EXERCISE DIRECTIONS
Keep only the lines of the data below that contain "нивелирлаш", and copy them.

SUPPLIED MATERIAL
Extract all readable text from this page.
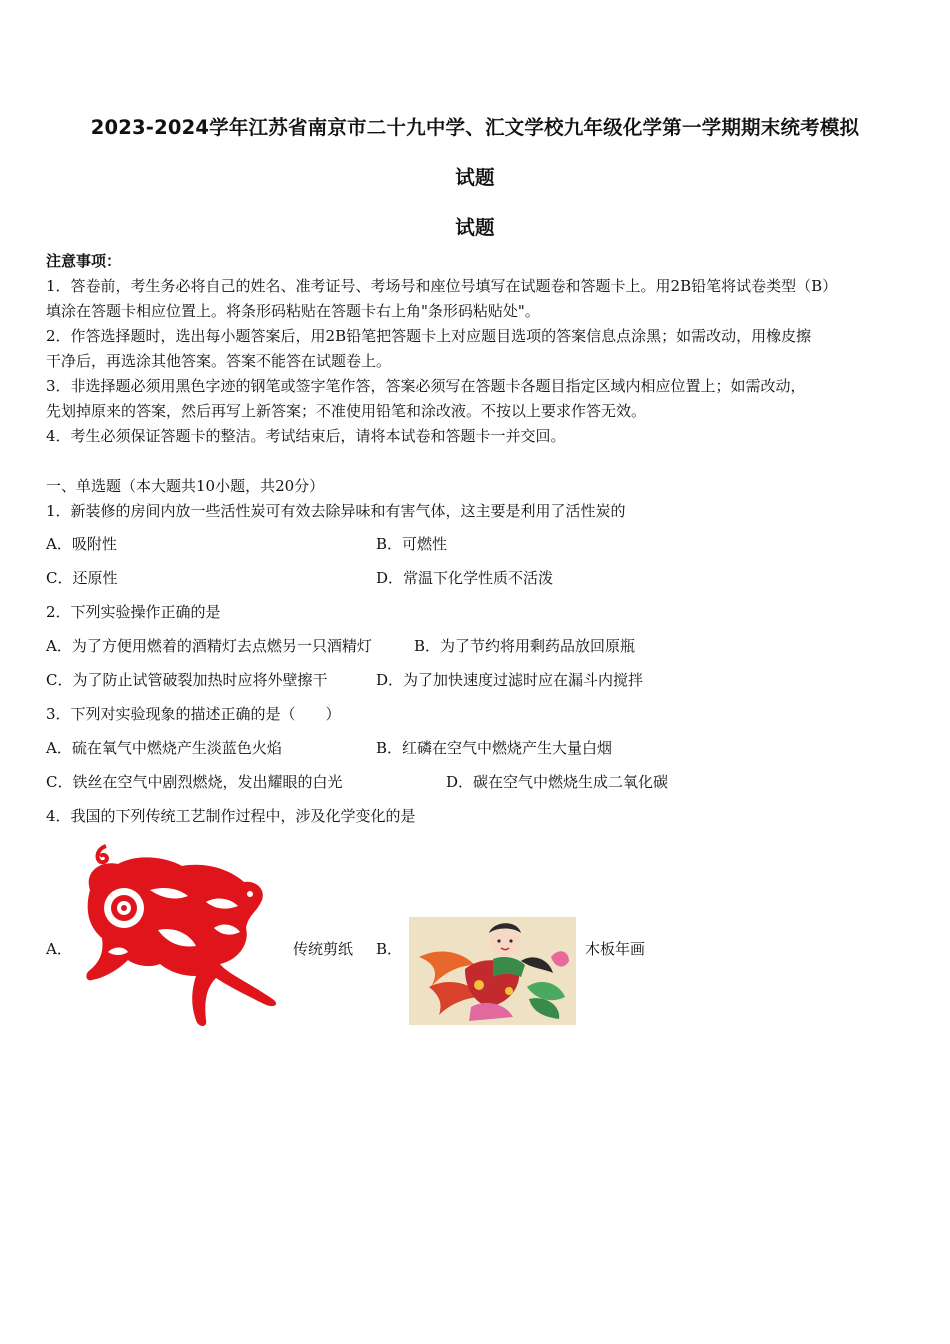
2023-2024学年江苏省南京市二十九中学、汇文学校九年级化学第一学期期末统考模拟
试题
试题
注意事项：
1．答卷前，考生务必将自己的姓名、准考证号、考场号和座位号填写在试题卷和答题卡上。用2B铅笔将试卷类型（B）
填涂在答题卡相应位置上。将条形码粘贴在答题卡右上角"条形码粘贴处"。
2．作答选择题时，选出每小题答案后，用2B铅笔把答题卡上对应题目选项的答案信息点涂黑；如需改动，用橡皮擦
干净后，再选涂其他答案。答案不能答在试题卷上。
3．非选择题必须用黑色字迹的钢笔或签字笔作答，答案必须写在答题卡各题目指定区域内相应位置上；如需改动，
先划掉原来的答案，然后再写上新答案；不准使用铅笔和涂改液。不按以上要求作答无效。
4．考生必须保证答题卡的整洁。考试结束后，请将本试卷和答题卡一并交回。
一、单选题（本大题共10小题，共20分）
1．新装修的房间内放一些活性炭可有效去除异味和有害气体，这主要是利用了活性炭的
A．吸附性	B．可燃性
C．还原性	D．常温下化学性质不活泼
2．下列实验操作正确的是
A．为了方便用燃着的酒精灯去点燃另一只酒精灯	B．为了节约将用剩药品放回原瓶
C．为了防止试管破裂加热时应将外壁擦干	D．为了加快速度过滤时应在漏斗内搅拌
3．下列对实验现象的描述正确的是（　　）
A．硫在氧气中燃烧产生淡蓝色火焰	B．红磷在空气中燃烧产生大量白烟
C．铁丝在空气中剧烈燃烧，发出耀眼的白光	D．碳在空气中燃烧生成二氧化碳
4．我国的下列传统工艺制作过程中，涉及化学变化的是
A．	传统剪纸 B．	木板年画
---
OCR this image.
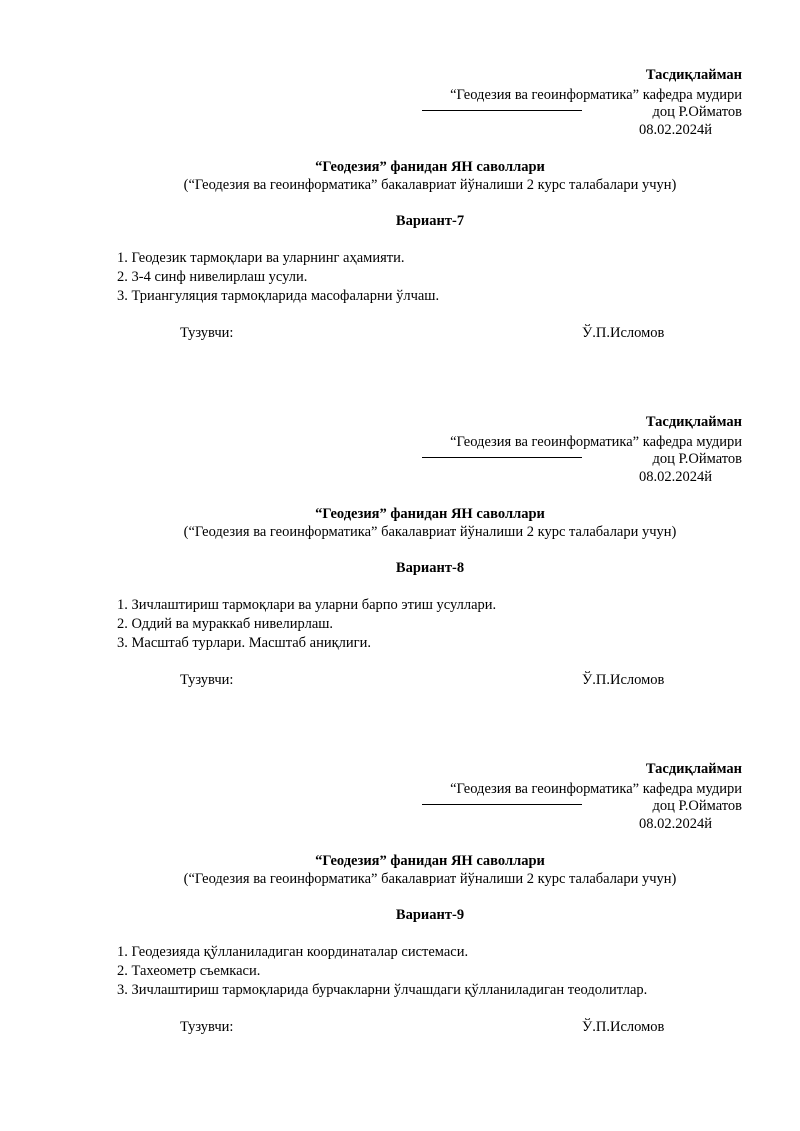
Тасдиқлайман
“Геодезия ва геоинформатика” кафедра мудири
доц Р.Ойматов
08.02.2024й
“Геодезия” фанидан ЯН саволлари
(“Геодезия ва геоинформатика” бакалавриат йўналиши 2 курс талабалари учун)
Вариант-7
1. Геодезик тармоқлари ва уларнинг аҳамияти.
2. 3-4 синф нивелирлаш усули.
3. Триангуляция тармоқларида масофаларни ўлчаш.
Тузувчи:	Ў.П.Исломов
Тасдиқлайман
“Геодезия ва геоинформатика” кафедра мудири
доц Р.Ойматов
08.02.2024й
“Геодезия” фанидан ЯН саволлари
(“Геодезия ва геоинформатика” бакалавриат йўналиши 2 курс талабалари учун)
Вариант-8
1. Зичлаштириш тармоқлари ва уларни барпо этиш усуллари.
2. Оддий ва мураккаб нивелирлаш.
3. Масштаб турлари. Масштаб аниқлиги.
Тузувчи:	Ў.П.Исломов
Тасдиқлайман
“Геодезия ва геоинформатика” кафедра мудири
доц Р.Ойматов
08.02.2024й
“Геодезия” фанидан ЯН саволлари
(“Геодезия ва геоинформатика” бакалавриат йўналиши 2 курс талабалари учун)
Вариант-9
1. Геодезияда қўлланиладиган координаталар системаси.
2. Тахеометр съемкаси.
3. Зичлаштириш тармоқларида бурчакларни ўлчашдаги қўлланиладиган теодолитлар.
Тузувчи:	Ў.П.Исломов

ANSWER IN FULL
2. 3-4 синф нивелирлаш усули.
2. Оддий ва мураккаб нивелирлаш.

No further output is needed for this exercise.